→ **Given task**
Copy out all lines in the data below containing the string "name".

→ **Excerpts from a figure dataset**
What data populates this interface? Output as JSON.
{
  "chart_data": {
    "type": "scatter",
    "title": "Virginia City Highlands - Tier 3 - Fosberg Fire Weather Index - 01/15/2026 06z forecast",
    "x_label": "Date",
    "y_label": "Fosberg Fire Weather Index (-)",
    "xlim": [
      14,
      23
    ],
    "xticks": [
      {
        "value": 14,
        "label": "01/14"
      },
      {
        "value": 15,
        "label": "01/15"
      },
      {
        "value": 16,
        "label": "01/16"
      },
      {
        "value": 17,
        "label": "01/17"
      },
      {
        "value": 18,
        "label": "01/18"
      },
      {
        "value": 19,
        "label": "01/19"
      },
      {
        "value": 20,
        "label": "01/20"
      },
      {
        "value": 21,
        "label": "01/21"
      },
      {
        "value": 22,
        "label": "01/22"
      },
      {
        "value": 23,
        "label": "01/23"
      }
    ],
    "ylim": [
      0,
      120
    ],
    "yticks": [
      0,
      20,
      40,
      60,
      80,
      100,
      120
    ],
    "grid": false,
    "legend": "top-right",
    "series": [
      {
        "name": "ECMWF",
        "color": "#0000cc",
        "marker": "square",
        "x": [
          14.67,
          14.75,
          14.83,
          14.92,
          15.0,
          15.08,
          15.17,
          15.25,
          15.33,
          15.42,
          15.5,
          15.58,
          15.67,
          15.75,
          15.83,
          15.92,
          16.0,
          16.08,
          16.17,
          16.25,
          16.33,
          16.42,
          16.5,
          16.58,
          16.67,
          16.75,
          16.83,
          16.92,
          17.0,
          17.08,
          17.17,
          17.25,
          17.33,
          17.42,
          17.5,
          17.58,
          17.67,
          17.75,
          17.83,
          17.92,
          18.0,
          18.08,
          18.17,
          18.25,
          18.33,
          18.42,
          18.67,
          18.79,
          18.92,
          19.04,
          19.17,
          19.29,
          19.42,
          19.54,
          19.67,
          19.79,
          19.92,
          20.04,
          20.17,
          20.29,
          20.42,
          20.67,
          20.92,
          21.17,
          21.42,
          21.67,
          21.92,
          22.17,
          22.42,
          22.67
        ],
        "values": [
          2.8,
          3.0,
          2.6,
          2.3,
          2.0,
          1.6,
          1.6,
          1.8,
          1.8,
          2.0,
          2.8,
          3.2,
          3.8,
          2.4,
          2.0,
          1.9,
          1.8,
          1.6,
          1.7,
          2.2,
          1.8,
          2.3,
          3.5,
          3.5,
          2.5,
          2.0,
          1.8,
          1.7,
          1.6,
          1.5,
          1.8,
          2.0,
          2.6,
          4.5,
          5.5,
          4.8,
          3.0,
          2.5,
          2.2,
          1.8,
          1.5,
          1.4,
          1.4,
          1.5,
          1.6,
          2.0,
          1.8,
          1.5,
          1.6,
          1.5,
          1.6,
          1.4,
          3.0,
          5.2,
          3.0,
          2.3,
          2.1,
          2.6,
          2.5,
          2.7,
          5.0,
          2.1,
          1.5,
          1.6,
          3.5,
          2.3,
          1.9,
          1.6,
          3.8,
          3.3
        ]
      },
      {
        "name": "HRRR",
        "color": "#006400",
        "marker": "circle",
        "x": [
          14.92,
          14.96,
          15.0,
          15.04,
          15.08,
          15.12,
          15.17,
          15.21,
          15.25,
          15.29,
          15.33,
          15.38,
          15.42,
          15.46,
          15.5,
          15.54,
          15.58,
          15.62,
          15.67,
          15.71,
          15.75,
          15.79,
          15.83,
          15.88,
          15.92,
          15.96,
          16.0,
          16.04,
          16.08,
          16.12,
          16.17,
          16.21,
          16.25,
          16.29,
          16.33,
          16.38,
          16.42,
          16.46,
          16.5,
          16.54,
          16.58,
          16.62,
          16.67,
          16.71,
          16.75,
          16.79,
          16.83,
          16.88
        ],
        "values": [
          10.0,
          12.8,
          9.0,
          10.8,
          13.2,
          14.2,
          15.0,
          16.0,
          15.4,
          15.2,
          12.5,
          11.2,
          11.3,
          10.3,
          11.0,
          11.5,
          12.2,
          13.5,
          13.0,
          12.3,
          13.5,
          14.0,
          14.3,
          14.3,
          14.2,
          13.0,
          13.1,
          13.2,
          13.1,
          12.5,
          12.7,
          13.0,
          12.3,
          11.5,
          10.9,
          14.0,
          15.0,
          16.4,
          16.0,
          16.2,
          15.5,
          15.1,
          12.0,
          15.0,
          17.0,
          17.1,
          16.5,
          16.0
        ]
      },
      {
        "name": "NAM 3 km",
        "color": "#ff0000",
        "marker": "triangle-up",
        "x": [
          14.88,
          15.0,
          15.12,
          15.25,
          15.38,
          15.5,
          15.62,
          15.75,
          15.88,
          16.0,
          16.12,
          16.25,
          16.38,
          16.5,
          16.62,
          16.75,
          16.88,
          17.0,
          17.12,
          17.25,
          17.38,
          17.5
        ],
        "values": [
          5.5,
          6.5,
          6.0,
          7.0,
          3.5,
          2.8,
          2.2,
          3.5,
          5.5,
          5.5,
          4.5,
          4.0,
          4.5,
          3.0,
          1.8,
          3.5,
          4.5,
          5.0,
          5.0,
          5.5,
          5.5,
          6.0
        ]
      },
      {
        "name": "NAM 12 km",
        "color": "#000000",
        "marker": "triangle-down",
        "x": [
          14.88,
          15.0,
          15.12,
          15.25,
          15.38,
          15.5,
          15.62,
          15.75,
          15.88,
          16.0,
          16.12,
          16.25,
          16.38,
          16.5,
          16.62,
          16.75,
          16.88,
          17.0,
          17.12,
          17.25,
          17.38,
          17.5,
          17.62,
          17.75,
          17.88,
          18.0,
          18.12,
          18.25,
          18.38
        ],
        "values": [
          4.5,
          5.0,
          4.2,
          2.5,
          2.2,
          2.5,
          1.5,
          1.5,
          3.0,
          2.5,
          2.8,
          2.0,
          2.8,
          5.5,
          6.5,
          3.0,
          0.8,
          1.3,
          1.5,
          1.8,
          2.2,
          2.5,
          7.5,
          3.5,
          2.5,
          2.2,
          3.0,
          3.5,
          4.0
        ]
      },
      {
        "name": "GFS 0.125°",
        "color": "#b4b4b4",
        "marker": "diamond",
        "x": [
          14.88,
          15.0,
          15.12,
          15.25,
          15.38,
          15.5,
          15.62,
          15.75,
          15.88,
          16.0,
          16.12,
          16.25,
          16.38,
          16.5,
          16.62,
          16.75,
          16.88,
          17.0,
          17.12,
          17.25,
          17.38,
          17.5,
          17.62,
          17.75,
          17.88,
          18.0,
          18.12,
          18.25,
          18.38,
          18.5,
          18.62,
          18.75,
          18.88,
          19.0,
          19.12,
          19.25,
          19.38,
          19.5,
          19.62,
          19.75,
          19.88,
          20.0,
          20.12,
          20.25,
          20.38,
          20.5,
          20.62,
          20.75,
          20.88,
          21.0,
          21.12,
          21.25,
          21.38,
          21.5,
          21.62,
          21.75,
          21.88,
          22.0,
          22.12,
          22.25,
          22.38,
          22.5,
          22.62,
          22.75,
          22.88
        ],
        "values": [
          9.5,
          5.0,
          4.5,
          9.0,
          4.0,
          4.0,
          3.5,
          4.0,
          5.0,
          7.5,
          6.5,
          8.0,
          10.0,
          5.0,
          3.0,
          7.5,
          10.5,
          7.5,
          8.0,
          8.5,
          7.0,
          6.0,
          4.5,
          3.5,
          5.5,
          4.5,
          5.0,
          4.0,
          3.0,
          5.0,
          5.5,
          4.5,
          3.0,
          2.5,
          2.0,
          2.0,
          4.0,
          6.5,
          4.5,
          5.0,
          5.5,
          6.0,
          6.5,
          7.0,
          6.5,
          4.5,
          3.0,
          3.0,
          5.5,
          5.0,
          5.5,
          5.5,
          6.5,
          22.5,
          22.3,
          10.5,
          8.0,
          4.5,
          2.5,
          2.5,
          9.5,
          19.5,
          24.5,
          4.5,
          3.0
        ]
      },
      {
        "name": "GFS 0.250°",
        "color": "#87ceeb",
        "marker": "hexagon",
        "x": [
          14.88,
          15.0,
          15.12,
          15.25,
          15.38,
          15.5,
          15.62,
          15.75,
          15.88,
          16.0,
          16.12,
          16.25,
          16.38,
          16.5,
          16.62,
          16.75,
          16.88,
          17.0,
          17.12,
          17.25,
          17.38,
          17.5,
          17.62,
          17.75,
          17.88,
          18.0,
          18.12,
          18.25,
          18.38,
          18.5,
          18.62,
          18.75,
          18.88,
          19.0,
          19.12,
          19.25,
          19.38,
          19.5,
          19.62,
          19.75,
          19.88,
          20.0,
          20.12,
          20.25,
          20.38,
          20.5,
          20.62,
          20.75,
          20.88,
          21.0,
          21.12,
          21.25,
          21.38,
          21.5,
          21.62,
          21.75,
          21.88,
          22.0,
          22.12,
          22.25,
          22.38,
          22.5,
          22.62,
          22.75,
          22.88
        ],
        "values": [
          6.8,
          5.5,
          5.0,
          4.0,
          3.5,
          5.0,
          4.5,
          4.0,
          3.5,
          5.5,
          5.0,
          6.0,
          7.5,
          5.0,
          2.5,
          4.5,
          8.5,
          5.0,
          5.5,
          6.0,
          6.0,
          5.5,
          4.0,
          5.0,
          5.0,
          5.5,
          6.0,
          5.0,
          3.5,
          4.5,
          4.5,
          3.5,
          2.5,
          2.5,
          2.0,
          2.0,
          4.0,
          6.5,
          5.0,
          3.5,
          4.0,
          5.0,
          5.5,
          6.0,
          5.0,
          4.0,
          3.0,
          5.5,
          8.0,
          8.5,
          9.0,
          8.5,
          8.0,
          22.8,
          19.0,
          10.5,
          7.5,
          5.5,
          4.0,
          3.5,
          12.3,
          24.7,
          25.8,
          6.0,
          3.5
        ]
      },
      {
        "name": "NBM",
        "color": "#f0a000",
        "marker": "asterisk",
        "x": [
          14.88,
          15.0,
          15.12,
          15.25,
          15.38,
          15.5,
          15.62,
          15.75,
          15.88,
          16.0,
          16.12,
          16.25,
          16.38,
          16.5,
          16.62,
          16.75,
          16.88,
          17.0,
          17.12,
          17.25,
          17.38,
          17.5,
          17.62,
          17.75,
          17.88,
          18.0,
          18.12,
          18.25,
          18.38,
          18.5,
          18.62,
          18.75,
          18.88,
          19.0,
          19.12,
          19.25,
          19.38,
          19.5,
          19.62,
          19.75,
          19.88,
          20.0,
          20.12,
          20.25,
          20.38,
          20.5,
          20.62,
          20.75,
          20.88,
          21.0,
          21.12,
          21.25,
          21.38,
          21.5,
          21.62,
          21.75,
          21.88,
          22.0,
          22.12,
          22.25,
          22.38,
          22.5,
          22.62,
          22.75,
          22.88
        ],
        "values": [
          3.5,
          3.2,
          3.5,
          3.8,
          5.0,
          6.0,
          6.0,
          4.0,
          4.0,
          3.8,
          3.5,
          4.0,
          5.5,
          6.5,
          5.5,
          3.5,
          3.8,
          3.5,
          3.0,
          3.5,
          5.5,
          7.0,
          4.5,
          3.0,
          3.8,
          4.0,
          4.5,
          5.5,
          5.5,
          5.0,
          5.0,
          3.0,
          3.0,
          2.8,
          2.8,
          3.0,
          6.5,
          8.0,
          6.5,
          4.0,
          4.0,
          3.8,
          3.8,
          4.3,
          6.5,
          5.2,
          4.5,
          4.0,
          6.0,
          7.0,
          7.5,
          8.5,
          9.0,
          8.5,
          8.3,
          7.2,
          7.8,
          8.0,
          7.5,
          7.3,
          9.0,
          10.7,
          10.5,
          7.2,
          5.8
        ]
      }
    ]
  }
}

→ **Exercise result**
        "name": "ECMWF",
        "name": "HRRR",
        "name": "NAM 3 km",
        "name": "NAM 12 km",
        "name": "GFS 0.125°",
        "name": "GFS 0.250°",
        "name": "NBM",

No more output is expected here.